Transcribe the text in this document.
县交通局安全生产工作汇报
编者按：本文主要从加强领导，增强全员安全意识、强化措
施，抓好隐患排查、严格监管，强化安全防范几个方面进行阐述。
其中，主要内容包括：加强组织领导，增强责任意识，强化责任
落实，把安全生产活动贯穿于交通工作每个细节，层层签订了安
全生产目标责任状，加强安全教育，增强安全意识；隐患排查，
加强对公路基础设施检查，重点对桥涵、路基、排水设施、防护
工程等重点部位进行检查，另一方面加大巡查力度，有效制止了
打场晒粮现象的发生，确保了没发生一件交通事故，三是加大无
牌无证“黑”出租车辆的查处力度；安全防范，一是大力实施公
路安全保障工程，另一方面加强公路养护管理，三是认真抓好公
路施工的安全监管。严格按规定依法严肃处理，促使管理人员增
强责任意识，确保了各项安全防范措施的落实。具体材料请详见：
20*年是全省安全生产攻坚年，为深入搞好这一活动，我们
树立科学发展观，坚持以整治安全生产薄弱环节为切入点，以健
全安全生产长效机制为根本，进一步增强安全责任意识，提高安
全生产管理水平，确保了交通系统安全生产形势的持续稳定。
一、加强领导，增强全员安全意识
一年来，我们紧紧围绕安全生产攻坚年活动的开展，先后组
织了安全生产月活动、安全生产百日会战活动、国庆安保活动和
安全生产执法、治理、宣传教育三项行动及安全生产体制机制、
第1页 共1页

==

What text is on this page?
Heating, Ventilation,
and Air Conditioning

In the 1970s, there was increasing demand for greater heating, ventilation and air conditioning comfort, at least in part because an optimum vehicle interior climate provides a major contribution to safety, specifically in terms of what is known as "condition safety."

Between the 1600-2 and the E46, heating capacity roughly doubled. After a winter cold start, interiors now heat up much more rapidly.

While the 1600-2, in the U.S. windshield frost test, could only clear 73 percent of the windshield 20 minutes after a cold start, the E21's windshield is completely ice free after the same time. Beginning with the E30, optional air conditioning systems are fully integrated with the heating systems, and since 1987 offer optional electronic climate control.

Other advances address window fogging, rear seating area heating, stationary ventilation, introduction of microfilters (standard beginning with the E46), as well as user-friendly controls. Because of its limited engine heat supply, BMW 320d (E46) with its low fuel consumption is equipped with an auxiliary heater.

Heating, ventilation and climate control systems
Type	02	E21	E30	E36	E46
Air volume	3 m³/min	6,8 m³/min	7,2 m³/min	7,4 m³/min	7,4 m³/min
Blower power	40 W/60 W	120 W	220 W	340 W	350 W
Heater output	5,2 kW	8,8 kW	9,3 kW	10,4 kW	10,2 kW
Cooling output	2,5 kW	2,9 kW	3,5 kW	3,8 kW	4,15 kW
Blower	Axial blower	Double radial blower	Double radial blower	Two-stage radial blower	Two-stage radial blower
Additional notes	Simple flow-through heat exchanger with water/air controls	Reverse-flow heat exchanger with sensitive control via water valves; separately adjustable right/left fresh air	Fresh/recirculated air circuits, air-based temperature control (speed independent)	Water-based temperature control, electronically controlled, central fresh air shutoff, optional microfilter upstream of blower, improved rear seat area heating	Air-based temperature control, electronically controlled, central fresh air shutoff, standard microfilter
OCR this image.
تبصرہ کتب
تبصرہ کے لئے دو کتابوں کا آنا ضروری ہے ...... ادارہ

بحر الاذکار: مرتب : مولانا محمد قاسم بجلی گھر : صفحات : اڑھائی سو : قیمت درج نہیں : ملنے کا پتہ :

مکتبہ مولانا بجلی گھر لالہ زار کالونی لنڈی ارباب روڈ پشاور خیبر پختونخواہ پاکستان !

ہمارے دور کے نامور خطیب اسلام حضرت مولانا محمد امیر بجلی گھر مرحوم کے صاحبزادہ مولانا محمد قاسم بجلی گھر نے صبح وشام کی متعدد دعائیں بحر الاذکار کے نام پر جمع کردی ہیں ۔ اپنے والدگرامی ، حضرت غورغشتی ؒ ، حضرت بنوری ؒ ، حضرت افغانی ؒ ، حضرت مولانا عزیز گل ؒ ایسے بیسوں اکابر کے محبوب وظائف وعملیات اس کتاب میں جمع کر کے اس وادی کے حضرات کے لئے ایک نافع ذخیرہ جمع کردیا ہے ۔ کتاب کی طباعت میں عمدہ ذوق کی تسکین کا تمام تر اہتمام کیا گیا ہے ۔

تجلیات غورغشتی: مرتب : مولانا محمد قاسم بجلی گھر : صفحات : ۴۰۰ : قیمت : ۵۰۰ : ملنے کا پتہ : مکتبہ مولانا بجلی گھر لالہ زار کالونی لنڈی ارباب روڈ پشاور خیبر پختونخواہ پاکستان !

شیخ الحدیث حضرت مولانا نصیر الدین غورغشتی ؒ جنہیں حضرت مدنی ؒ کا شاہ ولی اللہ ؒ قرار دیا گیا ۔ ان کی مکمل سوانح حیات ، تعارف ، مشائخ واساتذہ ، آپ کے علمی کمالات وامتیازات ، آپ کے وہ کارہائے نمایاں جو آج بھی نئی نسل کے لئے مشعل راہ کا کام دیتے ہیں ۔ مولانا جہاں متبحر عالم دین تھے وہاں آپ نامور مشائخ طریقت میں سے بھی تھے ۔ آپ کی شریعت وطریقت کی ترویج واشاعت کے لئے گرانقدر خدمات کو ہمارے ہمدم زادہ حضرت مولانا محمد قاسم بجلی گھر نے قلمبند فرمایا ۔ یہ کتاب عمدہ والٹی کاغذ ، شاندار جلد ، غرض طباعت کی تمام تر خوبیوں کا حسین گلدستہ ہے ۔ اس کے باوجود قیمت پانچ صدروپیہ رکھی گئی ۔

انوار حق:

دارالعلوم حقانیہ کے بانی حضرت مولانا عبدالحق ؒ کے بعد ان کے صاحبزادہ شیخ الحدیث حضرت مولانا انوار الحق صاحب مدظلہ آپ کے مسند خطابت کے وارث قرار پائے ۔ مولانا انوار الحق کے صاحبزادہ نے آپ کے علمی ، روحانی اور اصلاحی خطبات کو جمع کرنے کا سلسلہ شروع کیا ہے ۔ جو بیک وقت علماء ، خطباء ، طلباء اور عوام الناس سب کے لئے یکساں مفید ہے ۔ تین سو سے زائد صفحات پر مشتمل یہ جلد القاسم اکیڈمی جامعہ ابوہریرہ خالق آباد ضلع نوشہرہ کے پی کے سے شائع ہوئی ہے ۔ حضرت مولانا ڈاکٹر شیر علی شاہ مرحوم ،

...

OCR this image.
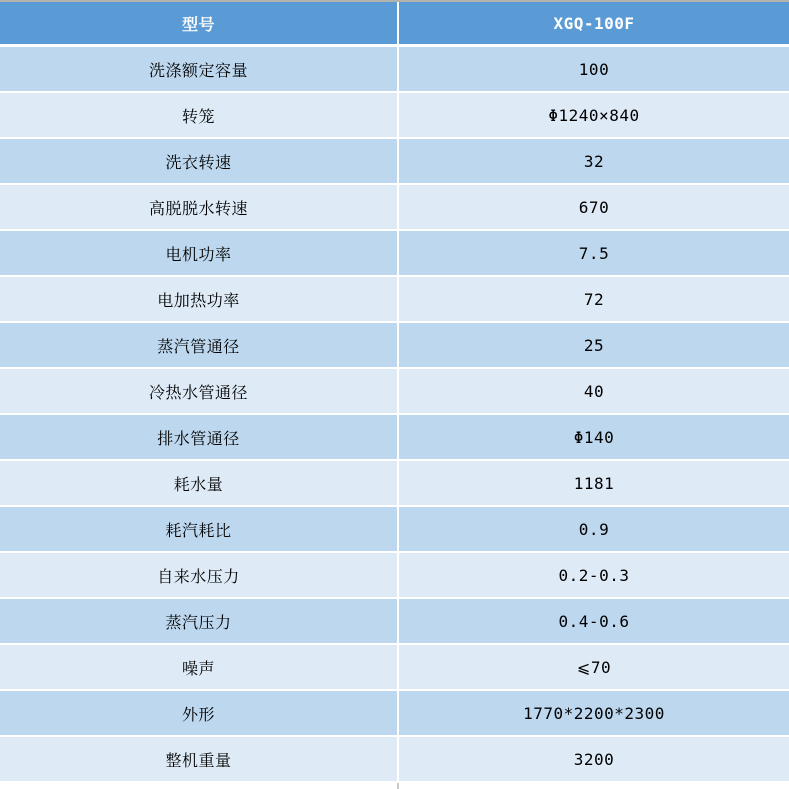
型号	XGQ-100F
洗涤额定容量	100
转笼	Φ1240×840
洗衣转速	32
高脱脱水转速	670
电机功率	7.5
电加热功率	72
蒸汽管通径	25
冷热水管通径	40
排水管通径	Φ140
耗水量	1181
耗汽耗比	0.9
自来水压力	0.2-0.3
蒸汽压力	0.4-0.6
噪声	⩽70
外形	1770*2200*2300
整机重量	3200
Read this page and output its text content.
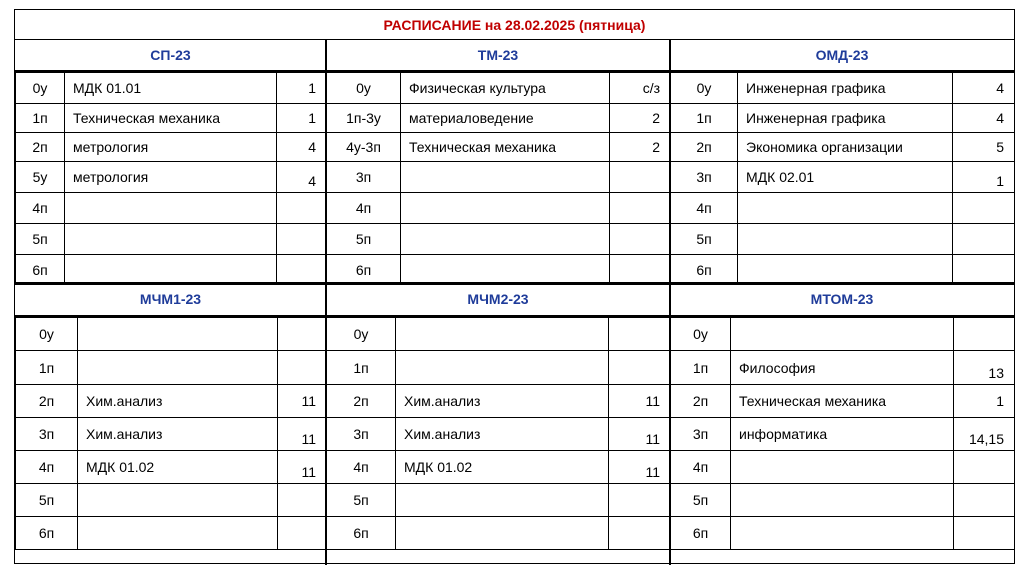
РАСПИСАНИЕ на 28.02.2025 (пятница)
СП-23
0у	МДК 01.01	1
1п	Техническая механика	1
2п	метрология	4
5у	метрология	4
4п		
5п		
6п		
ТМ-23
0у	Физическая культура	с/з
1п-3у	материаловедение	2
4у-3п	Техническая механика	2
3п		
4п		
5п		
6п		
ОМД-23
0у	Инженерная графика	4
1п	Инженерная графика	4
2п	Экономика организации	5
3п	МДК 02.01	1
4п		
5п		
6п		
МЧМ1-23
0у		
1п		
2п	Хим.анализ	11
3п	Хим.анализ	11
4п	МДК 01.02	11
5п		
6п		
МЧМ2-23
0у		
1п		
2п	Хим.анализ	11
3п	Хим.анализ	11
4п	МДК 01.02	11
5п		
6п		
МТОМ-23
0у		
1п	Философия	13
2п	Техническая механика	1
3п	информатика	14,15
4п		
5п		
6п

TASK DETAILS: State the number of lines in the records that include "الاذکار", and write nothing else.

RESULT: 2